# start of RECORD LIST
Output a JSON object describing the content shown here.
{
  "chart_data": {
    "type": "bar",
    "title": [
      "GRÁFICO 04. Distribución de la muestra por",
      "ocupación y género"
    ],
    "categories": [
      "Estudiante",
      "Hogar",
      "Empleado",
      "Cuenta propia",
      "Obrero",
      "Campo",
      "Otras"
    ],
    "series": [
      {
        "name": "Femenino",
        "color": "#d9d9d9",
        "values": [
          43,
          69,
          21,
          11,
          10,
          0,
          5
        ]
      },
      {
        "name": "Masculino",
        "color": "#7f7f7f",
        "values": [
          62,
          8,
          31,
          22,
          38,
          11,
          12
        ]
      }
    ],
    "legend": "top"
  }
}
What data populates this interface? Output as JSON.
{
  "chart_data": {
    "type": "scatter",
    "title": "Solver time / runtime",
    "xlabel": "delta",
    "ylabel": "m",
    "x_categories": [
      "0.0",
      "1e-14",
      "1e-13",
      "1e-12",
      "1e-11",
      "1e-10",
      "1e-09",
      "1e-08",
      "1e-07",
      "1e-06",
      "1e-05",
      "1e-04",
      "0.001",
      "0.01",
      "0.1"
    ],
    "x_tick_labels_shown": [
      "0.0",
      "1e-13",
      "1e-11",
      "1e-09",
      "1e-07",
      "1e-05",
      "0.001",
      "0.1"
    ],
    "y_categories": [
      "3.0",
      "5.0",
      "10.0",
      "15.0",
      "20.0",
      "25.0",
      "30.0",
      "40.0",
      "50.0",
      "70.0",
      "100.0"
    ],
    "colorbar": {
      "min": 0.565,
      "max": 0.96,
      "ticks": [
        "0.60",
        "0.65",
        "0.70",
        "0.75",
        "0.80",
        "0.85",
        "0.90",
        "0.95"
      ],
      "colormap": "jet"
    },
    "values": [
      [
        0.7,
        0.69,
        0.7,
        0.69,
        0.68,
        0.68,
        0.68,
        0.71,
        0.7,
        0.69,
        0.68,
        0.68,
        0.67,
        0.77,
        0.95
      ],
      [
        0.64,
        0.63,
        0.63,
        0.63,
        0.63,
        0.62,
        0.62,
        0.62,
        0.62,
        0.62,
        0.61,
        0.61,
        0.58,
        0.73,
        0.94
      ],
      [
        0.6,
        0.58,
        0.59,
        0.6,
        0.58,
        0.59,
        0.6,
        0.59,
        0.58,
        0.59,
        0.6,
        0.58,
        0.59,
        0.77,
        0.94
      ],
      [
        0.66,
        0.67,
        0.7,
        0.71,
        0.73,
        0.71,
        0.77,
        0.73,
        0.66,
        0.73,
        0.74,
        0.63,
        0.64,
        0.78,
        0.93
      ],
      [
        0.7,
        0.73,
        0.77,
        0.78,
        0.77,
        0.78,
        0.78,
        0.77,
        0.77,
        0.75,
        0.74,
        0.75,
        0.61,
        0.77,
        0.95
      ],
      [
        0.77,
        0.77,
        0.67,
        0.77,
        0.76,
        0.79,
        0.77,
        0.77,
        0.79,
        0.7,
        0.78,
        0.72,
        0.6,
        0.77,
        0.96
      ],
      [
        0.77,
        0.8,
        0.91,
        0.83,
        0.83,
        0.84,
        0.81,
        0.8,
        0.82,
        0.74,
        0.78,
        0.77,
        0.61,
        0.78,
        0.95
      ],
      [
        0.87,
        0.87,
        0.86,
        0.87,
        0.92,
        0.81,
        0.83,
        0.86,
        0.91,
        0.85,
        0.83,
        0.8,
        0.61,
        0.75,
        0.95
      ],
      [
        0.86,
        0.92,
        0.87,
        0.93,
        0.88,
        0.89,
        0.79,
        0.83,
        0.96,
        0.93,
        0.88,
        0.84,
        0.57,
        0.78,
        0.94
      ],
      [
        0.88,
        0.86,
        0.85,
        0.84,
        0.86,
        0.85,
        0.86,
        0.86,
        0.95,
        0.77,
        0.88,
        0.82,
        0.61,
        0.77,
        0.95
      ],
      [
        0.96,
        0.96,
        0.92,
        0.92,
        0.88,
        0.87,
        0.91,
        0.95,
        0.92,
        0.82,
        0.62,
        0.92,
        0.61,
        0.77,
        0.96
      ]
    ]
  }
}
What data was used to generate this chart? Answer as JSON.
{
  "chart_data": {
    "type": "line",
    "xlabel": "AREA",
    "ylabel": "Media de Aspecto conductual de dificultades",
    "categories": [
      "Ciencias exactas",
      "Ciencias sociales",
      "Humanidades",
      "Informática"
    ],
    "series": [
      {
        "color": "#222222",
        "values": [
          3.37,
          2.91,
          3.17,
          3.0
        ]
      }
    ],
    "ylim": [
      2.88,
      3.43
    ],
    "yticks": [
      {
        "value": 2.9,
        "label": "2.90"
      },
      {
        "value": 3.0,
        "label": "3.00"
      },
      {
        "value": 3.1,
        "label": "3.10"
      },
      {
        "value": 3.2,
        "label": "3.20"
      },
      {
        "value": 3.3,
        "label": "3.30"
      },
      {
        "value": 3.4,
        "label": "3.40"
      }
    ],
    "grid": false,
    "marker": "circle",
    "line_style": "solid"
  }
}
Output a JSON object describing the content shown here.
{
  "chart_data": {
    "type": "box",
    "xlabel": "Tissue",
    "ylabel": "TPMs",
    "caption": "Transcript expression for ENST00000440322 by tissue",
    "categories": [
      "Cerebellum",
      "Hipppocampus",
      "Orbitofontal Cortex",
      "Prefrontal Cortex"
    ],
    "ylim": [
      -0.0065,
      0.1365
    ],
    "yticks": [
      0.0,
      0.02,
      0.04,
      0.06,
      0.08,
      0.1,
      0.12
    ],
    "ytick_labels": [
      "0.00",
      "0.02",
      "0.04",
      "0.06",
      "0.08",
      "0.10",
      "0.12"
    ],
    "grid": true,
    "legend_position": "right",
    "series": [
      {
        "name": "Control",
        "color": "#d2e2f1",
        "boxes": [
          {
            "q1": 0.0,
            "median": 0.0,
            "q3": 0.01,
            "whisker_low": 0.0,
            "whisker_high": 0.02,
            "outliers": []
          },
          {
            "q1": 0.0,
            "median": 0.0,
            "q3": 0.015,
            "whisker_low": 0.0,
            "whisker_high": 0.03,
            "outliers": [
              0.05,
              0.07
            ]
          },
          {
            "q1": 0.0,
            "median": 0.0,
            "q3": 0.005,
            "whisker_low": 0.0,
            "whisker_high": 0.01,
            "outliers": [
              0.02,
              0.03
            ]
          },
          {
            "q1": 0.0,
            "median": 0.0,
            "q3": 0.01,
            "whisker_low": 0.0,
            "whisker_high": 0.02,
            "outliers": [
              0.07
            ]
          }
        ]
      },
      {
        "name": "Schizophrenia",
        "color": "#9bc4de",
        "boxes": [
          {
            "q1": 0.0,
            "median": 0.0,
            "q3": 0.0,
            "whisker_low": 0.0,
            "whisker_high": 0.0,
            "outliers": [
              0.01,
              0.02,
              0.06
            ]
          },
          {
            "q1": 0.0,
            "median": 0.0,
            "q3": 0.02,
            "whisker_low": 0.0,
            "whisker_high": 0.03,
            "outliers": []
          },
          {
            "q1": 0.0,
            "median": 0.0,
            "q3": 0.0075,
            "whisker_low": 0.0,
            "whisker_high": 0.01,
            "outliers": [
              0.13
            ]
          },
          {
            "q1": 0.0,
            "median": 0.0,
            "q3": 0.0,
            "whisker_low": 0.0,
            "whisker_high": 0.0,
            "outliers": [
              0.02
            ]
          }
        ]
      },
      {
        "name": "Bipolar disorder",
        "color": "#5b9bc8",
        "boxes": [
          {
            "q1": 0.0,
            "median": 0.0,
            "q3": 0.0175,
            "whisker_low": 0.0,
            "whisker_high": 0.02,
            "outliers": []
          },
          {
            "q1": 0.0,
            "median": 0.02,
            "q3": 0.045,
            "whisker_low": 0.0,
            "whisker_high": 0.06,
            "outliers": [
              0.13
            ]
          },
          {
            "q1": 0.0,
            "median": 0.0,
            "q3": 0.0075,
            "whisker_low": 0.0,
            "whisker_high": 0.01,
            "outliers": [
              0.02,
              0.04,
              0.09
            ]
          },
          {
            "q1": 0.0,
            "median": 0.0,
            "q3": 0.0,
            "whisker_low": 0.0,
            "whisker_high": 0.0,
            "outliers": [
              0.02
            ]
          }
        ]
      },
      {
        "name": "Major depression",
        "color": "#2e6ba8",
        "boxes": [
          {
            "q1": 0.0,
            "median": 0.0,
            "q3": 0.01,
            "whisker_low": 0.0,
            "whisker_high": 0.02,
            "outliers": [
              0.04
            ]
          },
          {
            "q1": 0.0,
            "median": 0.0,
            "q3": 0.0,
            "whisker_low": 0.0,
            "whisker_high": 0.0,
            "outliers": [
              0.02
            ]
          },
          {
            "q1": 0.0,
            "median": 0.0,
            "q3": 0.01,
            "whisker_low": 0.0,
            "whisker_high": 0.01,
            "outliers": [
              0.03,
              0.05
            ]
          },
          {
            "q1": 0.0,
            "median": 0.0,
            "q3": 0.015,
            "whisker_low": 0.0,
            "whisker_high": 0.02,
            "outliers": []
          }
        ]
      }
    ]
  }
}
# end of RECORD LIST
**TASK TO CARRY OUT**.
Locate all lines that include the word "xlabel" and copy them out.

**FINISHED ANSWER**.
    "xlabel": "delta",
    "xlabel": "AREA",
    "xlabel": "Tissue",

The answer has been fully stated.